Return each line holding the string "name".

> _Dataset content_:
☆ ☆ ☆ ☆ ☆

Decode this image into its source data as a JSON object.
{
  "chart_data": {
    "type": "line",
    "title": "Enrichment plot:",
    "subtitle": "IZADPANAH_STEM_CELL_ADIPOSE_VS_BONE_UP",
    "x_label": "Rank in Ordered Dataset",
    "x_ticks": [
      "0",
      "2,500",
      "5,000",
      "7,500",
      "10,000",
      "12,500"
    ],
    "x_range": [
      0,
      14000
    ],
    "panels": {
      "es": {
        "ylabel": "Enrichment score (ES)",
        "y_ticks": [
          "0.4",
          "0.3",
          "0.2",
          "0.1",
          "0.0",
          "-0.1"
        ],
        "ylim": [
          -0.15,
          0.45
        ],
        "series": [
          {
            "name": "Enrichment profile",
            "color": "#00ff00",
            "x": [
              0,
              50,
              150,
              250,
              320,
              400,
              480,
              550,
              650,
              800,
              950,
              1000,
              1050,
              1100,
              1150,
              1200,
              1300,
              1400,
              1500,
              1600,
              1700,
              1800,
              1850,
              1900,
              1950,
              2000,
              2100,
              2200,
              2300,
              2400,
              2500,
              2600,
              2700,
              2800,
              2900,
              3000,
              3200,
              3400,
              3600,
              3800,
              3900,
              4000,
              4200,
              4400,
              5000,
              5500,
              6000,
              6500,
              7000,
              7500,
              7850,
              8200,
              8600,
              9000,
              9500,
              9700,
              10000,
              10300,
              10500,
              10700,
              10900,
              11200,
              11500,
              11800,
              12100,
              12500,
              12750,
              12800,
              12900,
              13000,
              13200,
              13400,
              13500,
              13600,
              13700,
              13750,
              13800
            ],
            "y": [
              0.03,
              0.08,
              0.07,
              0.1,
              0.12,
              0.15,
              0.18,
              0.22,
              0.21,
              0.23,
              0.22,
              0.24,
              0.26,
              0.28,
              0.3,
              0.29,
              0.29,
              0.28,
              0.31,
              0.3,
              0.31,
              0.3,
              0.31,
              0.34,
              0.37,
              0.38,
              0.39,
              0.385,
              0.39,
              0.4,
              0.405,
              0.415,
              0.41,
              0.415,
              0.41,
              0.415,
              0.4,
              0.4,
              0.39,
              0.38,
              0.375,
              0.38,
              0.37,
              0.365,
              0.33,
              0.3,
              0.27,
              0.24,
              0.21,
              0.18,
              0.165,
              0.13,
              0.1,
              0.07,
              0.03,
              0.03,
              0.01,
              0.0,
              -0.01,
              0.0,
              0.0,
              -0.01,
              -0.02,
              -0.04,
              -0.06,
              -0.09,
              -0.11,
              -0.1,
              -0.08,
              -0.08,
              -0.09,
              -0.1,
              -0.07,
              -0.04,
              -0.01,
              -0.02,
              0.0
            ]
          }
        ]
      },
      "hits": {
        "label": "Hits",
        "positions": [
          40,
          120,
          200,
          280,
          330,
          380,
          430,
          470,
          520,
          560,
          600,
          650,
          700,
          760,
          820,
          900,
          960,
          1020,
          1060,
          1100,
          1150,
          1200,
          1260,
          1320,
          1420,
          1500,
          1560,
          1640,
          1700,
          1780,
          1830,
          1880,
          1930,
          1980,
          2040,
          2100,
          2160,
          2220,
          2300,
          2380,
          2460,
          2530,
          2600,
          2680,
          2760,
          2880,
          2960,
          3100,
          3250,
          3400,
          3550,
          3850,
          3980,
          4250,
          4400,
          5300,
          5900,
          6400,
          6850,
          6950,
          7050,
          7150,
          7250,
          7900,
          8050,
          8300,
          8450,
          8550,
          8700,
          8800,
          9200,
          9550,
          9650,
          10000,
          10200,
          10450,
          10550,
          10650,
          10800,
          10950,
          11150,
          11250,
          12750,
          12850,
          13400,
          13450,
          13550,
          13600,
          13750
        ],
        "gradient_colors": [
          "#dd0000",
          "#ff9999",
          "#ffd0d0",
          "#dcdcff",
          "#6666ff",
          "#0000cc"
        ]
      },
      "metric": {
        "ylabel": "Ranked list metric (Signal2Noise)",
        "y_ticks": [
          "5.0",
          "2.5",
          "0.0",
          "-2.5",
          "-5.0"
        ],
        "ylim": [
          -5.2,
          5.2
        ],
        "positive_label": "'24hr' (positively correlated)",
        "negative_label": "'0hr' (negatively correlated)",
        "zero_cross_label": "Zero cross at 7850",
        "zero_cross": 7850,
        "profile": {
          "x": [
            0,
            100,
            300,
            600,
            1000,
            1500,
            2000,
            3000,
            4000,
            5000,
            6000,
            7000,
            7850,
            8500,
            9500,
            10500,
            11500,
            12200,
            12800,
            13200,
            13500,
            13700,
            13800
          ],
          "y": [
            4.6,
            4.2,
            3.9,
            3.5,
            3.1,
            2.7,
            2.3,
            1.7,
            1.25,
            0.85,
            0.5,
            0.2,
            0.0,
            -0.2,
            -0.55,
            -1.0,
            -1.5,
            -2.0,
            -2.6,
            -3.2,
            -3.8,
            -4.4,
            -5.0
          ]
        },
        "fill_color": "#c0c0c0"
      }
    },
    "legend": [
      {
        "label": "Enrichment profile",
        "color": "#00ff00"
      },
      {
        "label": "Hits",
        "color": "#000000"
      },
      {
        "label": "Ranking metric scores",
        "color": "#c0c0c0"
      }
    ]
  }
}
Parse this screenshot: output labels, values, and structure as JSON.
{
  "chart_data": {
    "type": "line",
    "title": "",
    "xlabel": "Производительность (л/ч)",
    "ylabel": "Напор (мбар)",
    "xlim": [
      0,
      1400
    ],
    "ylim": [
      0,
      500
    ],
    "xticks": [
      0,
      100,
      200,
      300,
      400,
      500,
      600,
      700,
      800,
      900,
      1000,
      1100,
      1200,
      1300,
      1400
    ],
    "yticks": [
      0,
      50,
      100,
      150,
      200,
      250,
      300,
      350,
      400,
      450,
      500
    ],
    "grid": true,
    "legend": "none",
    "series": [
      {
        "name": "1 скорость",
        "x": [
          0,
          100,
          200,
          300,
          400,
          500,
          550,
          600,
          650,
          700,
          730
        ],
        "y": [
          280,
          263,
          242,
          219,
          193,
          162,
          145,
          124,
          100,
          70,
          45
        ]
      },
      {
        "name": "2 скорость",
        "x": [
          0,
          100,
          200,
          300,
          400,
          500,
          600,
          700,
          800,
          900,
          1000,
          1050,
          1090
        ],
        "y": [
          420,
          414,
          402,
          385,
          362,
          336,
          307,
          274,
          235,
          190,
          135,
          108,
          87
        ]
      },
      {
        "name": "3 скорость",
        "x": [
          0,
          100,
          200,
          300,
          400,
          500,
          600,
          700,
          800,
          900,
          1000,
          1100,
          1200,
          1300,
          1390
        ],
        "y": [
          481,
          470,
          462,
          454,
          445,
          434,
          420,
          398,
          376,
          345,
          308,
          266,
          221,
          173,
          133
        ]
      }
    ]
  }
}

☆ ☆ ☆ ☆ ☆

> _Result below_:
            "name": "Enrichment profile",
        "name": "1 скорость",
        "name": "2 скорость",
        "name": "3 скорость",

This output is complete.